▶ What the task asks:
Return all lines in the material below that contain "value".

(Dataset records)
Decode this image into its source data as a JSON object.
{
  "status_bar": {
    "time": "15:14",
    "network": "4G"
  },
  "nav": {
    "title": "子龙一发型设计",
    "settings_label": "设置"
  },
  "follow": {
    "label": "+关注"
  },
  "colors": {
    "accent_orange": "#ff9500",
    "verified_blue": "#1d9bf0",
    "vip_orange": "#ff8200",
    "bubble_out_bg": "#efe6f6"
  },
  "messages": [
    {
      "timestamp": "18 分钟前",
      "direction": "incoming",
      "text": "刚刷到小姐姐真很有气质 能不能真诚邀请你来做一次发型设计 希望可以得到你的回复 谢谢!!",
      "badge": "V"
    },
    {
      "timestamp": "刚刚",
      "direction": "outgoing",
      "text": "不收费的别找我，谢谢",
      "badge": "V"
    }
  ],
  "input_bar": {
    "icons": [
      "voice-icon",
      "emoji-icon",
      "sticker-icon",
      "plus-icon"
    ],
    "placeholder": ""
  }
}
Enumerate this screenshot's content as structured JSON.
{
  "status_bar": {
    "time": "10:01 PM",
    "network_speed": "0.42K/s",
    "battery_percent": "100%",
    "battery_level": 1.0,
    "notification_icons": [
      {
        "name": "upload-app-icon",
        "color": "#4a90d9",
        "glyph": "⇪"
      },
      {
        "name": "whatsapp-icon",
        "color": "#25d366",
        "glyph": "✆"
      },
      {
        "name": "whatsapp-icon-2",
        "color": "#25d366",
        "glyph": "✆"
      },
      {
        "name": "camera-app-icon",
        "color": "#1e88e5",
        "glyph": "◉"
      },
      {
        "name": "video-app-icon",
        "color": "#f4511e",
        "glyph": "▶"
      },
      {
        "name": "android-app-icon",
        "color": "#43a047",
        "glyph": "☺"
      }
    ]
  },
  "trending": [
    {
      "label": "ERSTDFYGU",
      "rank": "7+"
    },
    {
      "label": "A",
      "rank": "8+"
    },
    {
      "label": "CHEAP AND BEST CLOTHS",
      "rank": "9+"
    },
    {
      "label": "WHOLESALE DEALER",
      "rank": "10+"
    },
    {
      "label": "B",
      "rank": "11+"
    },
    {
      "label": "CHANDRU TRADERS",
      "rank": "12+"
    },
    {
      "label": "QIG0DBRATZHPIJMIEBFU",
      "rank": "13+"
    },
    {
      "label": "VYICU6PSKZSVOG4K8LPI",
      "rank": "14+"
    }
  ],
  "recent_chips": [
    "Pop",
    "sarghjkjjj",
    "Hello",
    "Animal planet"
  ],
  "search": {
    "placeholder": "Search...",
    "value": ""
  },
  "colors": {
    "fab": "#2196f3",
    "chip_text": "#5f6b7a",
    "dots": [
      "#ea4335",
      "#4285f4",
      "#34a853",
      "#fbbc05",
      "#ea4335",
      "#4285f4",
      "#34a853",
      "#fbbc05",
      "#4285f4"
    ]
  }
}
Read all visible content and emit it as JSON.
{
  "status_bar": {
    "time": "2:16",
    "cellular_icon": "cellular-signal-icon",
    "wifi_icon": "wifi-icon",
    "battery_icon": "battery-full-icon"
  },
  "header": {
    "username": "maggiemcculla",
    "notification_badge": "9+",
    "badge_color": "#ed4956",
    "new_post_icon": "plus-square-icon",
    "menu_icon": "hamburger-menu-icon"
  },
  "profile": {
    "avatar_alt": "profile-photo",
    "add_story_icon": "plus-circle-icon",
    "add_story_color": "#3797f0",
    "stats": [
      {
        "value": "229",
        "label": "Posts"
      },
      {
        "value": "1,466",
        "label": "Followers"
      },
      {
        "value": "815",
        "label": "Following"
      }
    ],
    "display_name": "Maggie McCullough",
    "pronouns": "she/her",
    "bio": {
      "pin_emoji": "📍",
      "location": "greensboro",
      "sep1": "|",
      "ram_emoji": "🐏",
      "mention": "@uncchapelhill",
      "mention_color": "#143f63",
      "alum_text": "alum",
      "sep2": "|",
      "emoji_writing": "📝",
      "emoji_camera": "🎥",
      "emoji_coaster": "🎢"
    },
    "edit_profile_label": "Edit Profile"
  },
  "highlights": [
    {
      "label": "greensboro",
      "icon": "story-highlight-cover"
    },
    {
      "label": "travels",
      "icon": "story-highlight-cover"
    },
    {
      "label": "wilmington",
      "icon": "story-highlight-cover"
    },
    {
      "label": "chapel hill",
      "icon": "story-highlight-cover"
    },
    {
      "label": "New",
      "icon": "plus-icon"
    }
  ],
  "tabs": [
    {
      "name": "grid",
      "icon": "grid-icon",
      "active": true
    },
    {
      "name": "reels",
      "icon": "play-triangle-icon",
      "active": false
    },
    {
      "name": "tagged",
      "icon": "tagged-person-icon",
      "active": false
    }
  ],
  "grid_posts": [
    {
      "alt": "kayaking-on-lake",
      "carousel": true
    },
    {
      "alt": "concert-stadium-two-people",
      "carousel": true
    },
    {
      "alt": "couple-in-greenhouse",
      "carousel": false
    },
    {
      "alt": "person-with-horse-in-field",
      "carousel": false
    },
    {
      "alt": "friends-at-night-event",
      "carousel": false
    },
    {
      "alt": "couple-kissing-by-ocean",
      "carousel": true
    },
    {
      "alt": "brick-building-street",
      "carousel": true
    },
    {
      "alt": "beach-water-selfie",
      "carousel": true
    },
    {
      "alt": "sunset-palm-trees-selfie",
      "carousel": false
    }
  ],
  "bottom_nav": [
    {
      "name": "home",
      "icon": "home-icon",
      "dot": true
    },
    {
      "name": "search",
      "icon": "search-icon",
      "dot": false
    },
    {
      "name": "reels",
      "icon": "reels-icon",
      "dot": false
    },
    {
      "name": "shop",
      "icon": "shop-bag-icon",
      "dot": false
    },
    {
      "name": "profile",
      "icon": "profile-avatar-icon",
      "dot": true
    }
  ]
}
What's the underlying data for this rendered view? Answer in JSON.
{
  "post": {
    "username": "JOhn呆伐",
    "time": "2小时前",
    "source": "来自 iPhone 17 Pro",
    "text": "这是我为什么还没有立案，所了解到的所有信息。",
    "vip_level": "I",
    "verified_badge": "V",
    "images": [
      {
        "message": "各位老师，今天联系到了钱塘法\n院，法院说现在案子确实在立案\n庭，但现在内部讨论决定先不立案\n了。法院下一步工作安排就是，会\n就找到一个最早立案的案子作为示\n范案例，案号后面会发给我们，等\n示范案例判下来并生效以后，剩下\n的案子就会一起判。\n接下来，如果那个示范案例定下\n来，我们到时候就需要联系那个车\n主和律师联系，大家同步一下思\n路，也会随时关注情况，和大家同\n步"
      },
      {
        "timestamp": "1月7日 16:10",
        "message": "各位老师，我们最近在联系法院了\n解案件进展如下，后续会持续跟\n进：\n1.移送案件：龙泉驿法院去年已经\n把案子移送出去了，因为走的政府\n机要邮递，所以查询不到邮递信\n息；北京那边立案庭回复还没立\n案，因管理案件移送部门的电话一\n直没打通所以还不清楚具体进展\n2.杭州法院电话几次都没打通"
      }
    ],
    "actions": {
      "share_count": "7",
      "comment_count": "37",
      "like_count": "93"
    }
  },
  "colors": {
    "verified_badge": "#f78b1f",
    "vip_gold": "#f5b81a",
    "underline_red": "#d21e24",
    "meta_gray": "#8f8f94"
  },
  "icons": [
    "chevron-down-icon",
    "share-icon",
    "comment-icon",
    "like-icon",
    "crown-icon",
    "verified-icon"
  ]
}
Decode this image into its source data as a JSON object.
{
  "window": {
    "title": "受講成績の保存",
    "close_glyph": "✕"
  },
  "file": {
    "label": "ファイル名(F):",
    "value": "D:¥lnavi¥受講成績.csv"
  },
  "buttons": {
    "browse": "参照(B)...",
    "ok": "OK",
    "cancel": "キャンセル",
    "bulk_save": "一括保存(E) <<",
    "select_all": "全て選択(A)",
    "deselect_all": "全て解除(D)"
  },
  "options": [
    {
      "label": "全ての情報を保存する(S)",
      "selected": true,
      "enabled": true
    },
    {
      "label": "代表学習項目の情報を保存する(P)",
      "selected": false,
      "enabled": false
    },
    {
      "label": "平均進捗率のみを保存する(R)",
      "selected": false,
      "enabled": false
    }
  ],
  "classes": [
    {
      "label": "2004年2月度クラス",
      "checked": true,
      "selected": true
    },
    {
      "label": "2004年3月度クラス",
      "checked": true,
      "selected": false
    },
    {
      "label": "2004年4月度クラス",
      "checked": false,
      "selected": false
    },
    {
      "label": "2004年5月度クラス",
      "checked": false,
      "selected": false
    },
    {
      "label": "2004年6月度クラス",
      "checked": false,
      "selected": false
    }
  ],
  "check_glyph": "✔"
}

▶ Result for this exercise:
    "value": ""
        "value": "229",
        "value": "1,466",
        "value": "815",
    "value": "D:¥lnavi¥受講成績.csv"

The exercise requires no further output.